--- Start of Provided data ---

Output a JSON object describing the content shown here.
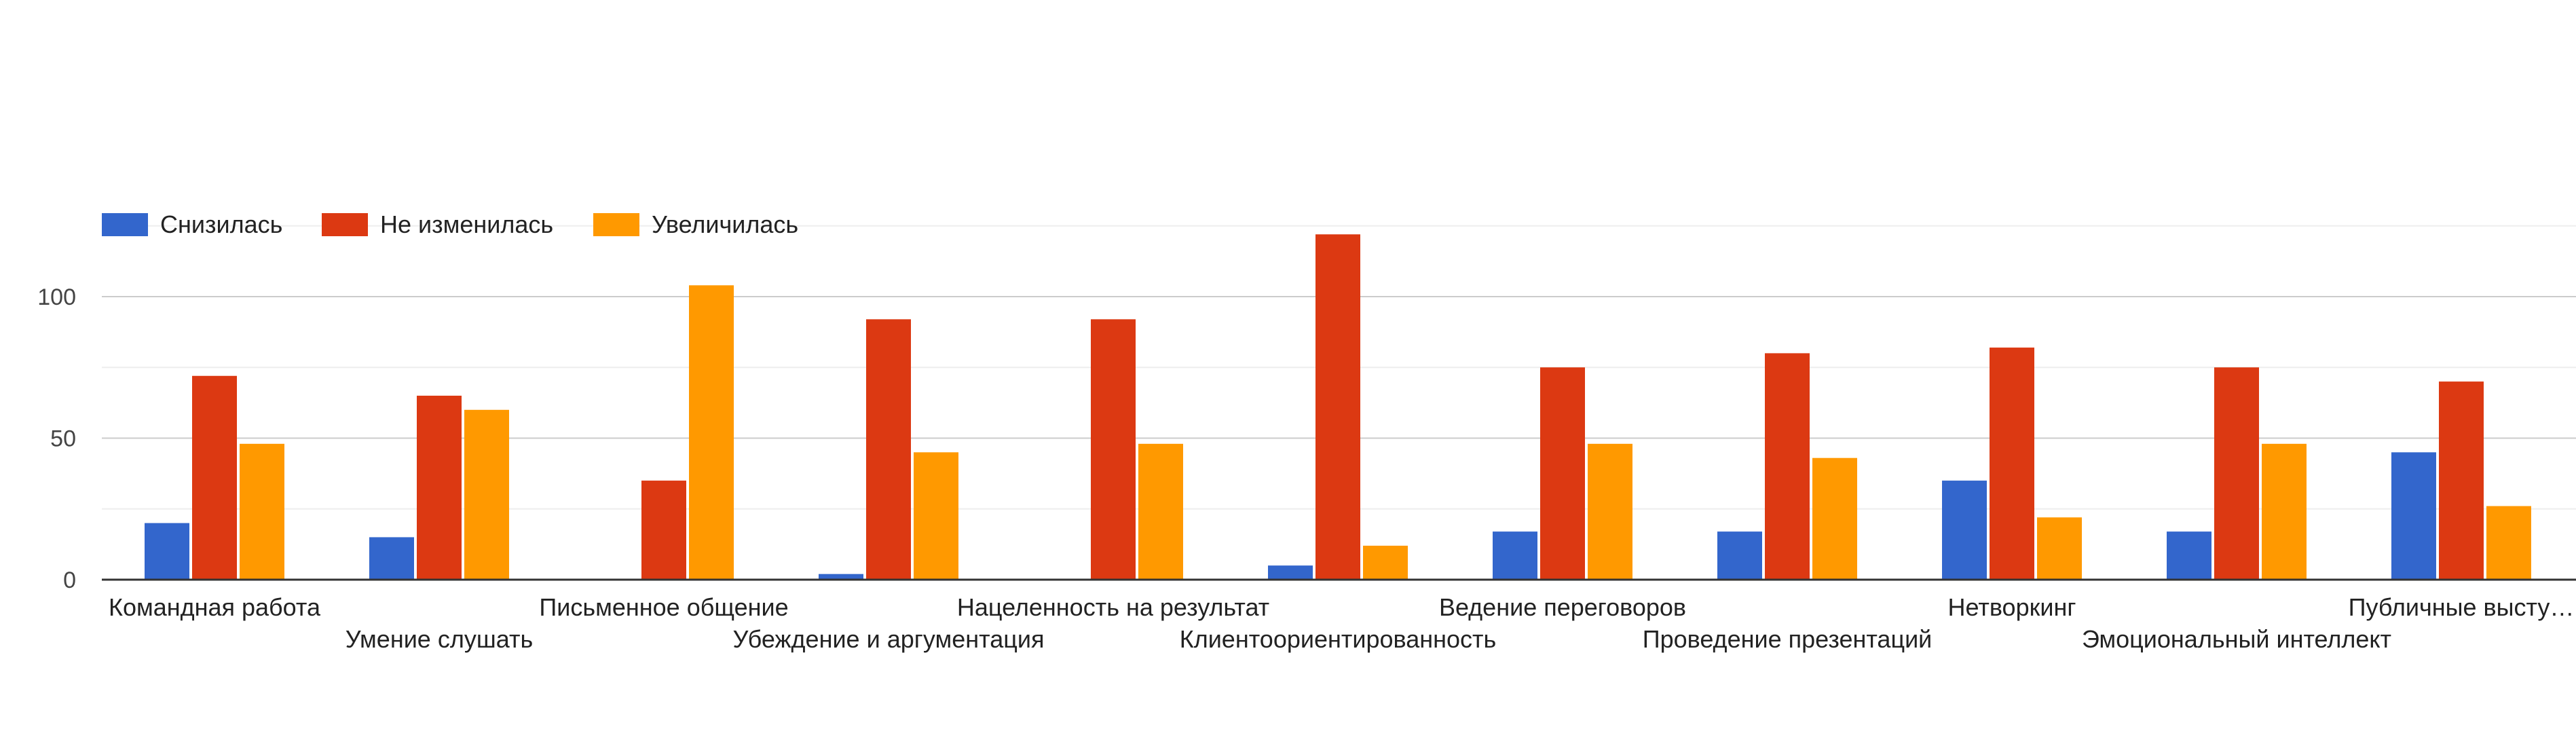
{
  "chart_data": {
    "type": "bar",
    "categories": [
      "Командная работа",
      "Умение слушать",
      "Письменное общение",
      "Убеждение и аргументация",
      "Нацеленность на результат",
      "Клиентоориентированность",
      "Ведение переговоров",
      "Проведение презентаций",
      "Нетворкинг",
      "Эмоциональный интеллект",
      "Публичные высту…"
    ],
    "series": [
      {
        "name": "Снизилась",
        "color": "#3366cc",
        "values": [
          20,
          15,
          0,
          2,
          0,
          5,
          17,
          17,
          35,
          17,
          45
        ]
      },
      {
        "name": "Не изменилась",
        "color": "#dc3912",
        "values": [
          72,
          65,
          35,
          92,
          92,
          122,
          75,
          80,
          82,
          75,
          70
        ]
      },
      {
        "name": "Увеличилась",
        "color": "#ff9900",
        "values": [
          48,
          60,
          104,
          45,
          48,
          12,
          48,
          43,
          22,
          48,
          26
        ]
      }
    ],
    "y_ticks": [
      "0",
      "50",
      "100"
    ],
    "ylim": [
      0,
      125
    ],
    "grid": true,
    "legend_position": "top-left"
  }
}
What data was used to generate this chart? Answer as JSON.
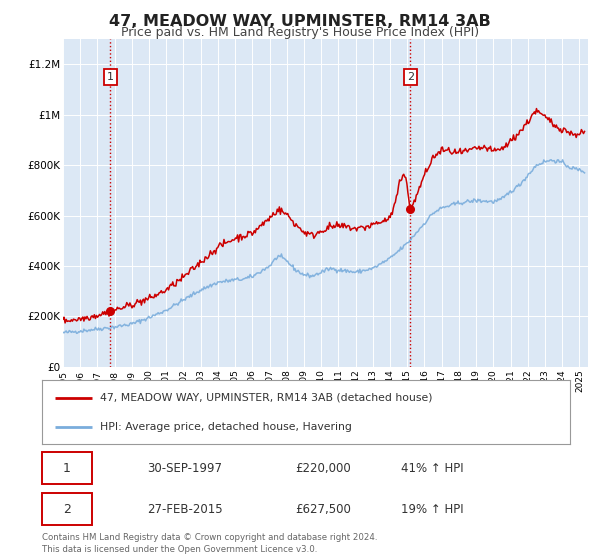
{
  "title": "47, MEADOW WAY, UPMINSTER, RM14 3AB",
  "subtitle": "Price paid vs. HM Land Registry's House Price Index (HPI)",
  "title_fontsize": 11.5,
  "subtitle_fontsize": 9,
  "bg_color": "#dce8f5",
  "red_color": "#cc0000",
  "blue_color": "#7aaddc",
  "ylim": [
    0,
    1300000
  ],
  "xlim_start": 1995.0,
  "xlim_end": 2025.5,
  "yticks": [
    0,
    200000,
    400000,
    600000,
    800000,
    1000000,
    1200000
  ],
  "ytick_labels": [
    "£0",
    "£200K",
    "£400K",
    "£600K",
    "£800K",
    "£1M",
    "£1.2M"
  ],
  "xticks": [
    1995,
    1996,
    1997,
    1998,
    1999,
    2000,
    2001,
    2002,
    2003,
    2004,
    2005,
    2006,
    2007,
    2008,
    2009,
    2010,
    2011,
    2012,
    2013,
    2014,
    2015,
    2016,
    2017,
    2018,
    2019,
    2020,
    2021,
    2022,
    2023,
    2024,
    2025
  ],
  "sale1_x": 1997.75,
  "sale1_y": 220000,
  "sale2_x": 2015.17,
  "sale2_y": 627500,
  "legend_line1": "47, MEADOW WAY, UPMINSTER, RM14 3AB (detached house)",
  "legend_line2": "HPI: Average price, detached house, Havering",
  "table_row1": [
    "1",
    "30-SEP-1997",
    "£220,000",
    "41% ↑ HPI"
  ],
  "table_row2": [
    "2",
    "27-FEB-2015",
    "£627,500",
    "19% ↑ HPI"
  ],
  "footer": "Contains HM Land Registry data © Crown copyright and database right 2024.\nThis data is licensed under the Open Government Licence v3.0."
}
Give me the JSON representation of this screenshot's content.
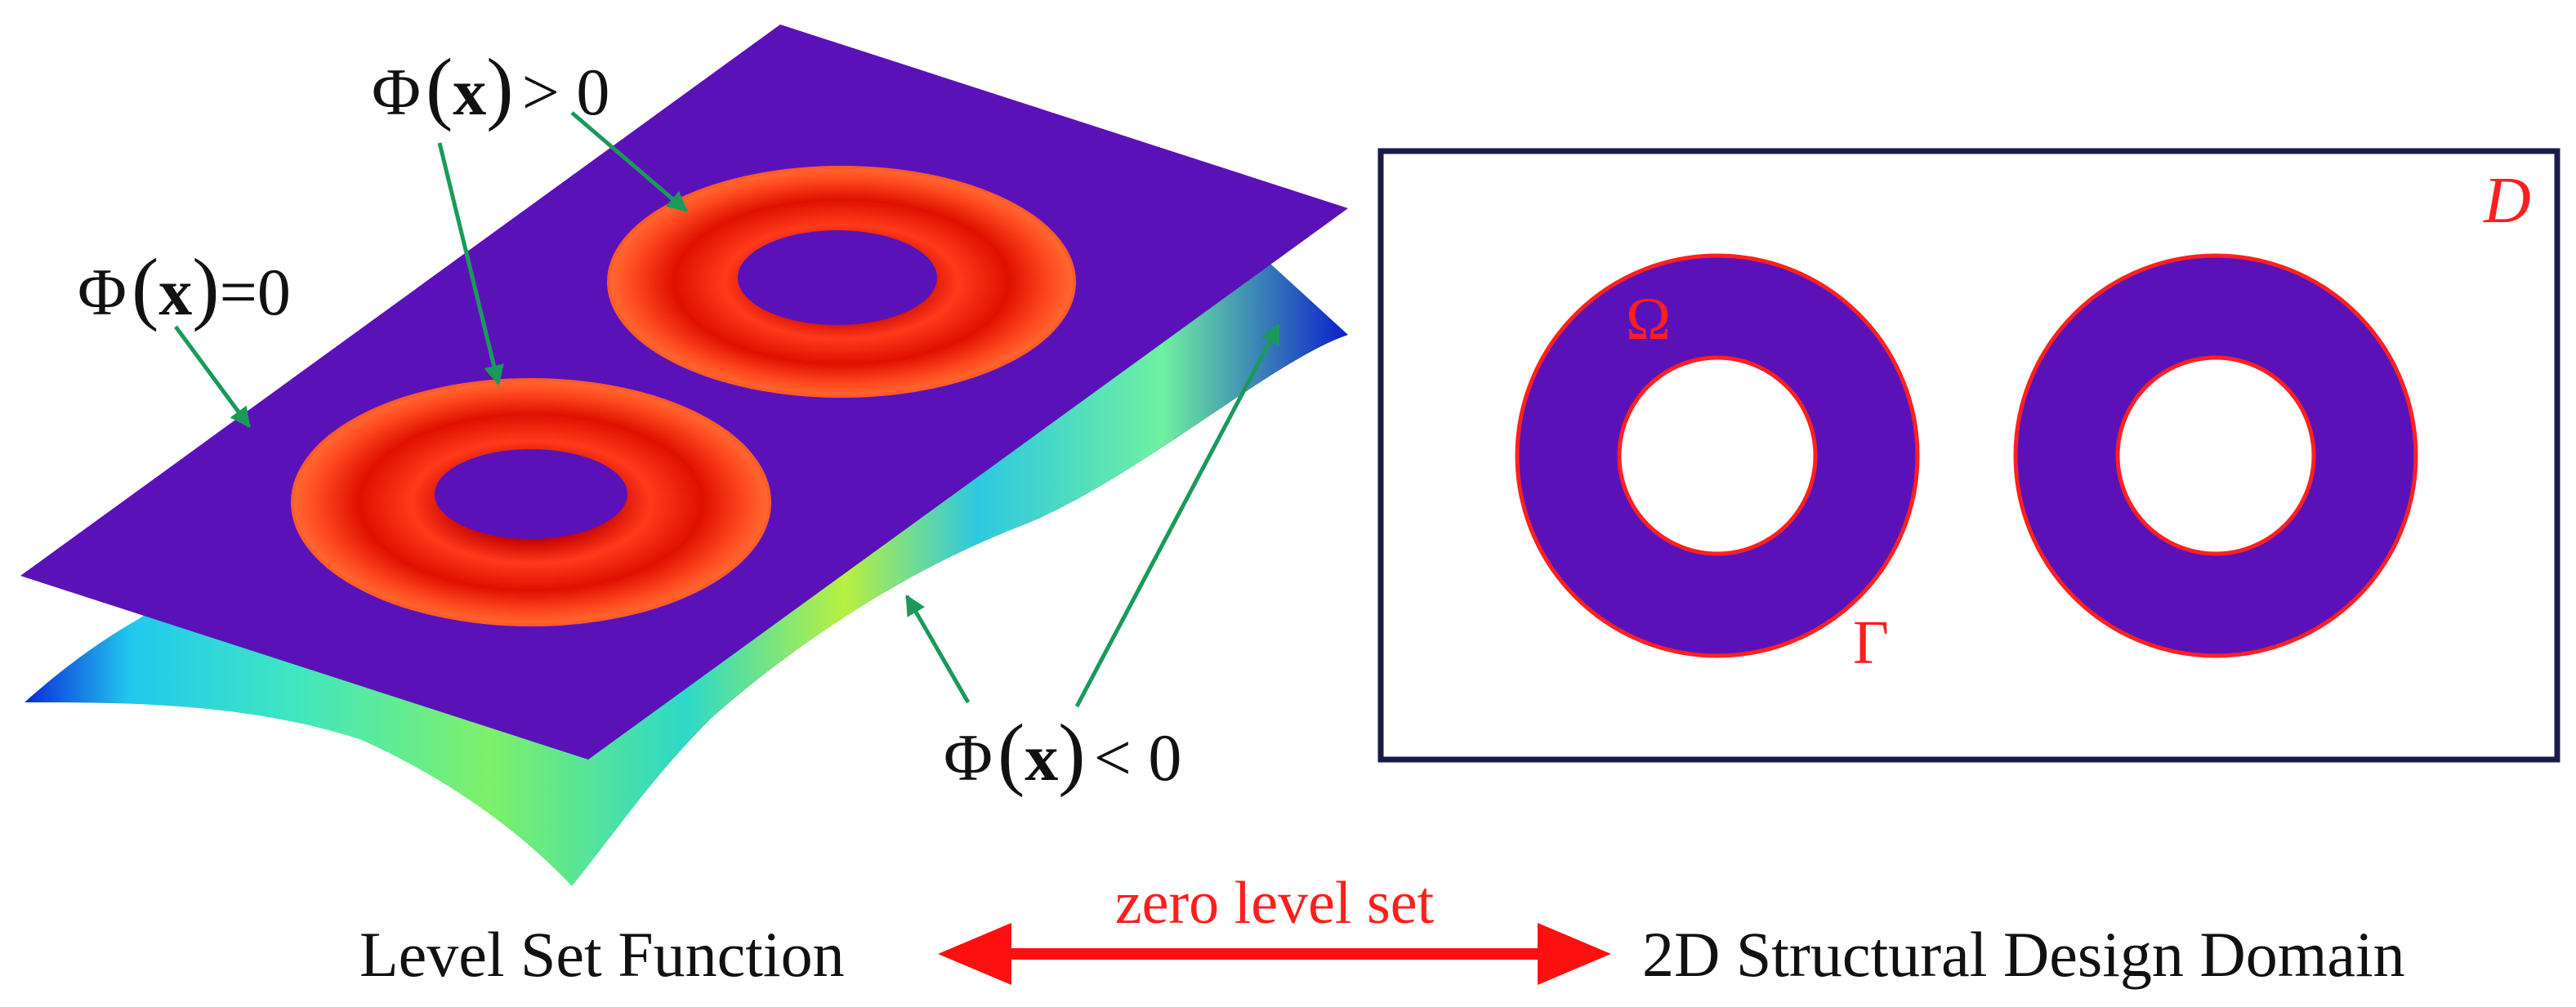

--- End of Provided data ---

* Given exercise *
Where a line above contains the string "UPMINSTER", copy that line.

* Output of the task *
  "title": "47, MEADOW WAY, UPMINSTER, RM14 3AB",
  "legend_line1": "47, MEADOW WAY, UPMINSTER, RM14 3AB (detached house)",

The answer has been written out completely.